**Written task:** All lines in which the word "true" occurs are to be extracted.

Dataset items
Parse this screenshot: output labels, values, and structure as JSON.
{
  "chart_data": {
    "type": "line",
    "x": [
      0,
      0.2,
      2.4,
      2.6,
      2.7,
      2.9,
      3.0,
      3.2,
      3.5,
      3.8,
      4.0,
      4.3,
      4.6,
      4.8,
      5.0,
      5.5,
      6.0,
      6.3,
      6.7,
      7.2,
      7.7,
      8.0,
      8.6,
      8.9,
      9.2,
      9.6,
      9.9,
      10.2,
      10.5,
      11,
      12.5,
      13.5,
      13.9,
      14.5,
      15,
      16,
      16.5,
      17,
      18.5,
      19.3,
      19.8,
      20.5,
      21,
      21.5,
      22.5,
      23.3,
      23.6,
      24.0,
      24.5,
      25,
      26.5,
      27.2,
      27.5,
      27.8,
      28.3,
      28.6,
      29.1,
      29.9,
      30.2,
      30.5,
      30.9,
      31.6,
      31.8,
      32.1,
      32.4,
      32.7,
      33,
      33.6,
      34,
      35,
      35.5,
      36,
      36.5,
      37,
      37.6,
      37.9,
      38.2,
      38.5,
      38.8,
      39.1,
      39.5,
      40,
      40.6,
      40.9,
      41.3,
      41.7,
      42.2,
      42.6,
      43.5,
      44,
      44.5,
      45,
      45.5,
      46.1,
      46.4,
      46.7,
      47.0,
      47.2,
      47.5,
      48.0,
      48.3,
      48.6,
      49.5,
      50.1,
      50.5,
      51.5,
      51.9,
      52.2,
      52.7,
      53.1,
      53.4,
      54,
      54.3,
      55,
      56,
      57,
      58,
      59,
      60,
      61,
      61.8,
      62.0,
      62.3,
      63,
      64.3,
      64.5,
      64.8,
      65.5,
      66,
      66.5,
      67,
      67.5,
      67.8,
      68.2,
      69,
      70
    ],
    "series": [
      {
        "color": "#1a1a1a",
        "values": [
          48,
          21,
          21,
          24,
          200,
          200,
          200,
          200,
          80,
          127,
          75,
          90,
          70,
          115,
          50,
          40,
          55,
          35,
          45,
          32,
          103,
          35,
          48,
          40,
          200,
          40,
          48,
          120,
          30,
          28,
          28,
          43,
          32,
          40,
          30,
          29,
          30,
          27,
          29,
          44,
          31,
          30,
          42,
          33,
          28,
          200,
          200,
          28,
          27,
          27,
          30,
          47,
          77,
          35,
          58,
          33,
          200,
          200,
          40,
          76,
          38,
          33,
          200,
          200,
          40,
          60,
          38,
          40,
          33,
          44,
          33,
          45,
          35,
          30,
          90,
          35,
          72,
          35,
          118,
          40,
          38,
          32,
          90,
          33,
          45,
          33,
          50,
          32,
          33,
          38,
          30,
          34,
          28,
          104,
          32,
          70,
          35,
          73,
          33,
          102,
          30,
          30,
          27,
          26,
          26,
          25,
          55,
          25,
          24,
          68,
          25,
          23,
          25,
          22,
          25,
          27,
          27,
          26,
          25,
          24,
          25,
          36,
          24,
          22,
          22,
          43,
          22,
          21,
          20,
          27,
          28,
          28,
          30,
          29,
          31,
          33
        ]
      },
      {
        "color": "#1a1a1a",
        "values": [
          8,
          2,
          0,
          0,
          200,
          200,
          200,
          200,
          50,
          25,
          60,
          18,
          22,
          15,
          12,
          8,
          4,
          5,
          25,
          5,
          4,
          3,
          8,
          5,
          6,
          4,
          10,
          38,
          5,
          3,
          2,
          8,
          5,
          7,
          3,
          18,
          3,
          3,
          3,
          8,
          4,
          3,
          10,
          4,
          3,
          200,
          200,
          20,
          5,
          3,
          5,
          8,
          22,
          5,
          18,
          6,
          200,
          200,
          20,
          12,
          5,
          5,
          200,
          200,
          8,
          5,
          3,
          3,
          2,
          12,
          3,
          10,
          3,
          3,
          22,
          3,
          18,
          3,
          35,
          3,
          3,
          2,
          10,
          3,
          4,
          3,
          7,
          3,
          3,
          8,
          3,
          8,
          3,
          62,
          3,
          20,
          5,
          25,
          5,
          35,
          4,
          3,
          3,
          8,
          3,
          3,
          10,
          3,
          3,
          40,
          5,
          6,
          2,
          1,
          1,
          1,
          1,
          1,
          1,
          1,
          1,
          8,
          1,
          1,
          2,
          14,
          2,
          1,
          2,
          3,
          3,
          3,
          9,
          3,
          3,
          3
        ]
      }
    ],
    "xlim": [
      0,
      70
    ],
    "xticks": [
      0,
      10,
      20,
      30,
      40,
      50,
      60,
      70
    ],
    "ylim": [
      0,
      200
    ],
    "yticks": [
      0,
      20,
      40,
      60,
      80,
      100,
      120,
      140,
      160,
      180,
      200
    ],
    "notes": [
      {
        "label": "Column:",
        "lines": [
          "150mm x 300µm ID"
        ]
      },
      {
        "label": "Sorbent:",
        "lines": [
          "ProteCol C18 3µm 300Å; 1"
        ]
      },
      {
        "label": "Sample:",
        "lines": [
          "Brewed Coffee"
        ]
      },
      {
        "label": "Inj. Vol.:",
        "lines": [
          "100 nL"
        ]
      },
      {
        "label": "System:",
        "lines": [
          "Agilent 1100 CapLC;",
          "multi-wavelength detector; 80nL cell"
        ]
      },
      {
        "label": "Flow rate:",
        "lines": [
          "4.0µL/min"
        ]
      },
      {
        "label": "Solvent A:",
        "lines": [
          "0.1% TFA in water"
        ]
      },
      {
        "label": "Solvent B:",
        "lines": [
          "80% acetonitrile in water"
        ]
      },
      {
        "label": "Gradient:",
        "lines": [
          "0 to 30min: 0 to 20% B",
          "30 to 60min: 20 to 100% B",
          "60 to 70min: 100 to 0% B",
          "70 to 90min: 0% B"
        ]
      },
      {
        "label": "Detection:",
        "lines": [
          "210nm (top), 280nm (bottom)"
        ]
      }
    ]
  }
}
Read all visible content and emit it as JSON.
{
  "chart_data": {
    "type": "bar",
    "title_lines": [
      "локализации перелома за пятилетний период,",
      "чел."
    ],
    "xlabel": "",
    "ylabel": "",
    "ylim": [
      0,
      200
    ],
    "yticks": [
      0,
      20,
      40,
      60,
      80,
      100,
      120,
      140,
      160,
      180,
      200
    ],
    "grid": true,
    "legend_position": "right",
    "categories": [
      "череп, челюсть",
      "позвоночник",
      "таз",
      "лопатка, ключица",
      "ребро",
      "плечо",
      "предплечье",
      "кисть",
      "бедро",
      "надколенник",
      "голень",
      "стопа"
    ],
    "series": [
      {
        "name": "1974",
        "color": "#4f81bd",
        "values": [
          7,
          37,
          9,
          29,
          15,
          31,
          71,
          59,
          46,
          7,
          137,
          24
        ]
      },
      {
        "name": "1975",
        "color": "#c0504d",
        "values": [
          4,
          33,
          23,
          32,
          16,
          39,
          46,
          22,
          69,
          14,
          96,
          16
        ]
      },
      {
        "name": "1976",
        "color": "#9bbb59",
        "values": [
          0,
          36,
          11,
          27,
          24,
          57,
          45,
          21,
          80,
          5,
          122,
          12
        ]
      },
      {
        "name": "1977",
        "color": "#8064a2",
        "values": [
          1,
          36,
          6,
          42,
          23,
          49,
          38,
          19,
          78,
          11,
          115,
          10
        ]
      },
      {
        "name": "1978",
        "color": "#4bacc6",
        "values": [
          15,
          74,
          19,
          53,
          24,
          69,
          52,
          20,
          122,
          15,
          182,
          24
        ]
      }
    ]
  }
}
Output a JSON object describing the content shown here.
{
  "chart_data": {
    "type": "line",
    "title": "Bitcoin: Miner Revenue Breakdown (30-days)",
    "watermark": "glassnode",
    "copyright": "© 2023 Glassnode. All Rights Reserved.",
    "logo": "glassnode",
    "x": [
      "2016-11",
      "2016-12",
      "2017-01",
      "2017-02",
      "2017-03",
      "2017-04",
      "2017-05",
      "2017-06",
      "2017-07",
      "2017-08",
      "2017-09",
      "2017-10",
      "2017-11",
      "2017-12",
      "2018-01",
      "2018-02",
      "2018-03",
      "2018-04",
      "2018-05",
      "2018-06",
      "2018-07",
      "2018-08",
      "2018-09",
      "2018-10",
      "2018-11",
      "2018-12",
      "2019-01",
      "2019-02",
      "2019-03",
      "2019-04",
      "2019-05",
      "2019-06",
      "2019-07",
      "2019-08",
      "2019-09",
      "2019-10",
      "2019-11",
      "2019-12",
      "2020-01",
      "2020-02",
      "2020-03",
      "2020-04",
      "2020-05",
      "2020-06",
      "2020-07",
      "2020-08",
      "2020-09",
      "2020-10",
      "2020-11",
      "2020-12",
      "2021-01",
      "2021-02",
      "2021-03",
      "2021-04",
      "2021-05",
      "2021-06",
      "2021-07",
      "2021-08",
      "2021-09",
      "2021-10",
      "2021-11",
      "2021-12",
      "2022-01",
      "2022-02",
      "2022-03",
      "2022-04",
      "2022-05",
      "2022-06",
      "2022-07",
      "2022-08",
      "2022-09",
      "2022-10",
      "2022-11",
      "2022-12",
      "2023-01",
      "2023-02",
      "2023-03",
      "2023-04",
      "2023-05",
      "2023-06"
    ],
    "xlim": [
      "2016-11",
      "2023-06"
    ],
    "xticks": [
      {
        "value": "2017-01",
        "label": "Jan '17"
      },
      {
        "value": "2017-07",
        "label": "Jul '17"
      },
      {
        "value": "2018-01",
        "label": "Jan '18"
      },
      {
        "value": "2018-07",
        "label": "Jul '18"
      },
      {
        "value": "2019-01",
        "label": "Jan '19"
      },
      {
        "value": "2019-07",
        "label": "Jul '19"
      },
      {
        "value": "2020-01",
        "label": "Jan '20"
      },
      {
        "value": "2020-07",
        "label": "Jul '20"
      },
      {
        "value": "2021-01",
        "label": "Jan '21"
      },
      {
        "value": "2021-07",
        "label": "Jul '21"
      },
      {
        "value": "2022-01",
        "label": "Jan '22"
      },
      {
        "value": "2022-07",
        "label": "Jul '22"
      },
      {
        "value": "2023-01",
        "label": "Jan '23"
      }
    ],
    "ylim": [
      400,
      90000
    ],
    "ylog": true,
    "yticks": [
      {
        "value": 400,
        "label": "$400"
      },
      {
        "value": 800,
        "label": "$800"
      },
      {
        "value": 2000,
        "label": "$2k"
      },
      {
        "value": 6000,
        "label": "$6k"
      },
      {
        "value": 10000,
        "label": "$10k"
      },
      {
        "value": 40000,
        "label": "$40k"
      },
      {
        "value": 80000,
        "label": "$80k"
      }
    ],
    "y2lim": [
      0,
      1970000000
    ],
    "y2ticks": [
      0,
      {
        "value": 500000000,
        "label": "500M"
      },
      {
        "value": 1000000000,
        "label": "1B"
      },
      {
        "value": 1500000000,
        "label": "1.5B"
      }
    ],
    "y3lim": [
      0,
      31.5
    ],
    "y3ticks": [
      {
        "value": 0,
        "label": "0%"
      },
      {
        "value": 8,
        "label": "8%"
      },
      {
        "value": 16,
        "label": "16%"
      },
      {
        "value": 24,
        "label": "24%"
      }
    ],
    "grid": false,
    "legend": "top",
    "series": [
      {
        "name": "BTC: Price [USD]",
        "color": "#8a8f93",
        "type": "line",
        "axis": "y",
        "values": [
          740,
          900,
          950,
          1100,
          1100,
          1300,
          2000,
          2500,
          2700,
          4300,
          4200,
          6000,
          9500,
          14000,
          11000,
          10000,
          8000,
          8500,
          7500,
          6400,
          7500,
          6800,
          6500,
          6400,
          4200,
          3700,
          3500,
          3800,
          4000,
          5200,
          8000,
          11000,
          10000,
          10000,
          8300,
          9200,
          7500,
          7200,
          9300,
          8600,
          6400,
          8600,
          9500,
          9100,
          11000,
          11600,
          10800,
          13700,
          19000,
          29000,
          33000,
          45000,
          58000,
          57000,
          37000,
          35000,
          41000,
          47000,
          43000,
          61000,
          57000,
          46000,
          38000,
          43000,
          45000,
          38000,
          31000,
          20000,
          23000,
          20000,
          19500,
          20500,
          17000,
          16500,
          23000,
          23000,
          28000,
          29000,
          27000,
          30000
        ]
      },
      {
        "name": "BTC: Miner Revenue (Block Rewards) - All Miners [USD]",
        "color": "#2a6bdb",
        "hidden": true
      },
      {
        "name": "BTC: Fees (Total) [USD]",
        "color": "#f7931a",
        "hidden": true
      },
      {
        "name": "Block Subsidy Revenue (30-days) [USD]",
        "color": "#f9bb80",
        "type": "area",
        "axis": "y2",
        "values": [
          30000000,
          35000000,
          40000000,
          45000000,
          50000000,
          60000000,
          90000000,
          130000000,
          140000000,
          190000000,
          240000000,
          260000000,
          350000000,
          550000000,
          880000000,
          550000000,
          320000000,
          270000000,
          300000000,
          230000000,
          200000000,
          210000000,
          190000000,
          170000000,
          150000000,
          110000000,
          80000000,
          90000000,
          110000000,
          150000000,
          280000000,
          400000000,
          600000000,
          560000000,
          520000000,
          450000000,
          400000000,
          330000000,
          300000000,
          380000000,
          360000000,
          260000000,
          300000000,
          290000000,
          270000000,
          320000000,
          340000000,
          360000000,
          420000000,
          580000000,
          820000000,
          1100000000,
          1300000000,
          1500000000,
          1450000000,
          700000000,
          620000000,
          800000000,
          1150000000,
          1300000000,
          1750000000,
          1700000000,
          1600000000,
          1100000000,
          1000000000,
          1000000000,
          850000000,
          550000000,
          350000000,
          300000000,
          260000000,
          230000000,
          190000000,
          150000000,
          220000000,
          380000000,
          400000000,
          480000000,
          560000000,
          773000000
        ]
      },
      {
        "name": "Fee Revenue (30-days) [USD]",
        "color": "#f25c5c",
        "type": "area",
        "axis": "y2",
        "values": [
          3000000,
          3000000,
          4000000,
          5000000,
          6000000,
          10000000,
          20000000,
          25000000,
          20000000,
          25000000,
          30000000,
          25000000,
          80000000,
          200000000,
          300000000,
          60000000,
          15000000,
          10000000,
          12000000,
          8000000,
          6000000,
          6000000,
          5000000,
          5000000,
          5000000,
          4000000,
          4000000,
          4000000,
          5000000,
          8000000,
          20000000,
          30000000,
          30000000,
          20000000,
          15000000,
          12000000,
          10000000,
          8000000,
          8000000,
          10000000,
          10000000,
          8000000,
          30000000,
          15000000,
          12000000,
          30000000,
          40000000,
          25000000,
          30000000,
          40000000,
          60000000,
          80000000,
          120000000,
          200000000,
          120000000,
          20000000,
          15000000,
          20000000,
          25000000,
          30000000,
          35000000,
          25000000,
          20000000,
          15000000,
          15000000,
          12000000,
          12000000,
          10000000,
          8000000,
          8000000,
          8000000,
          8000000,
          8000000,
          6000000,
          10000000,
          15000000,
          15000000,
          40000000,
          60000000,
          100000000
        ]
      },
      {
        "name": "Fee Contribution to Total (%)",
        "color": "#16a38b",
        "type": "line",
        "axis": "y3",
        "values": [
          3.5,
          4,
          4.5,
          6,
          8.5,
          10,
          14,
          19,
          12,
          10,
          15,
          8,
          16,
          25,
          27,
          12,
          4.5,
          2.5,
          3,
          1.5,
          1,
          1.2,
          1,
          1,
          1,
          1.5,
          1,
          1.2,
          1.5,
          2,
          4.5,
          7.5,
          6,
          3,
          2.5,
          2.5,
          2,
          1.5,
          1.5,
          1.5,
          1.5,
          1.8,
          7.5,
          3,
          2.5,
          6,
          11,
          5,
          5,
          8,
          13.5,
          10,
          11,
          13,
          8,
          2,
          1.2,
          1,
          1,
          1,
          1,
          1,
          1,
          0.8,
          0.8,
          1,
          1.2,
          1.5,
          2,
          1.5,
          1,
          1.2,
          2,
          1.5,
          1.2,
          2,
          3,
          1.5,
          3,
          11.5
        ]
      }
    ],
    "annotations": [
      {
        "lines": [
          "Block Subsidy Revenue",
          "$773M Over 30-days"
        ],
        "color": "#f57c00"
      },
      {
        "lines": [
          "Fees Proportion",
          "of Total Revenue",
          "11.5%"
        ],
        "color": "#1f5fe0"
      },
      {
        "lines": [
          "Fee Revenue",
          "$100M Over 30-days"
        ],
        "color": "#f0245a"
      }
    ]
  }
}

**Task answer:**
    "grid": true,
    "ylog": true,
        "hidden": true
        "hidden": true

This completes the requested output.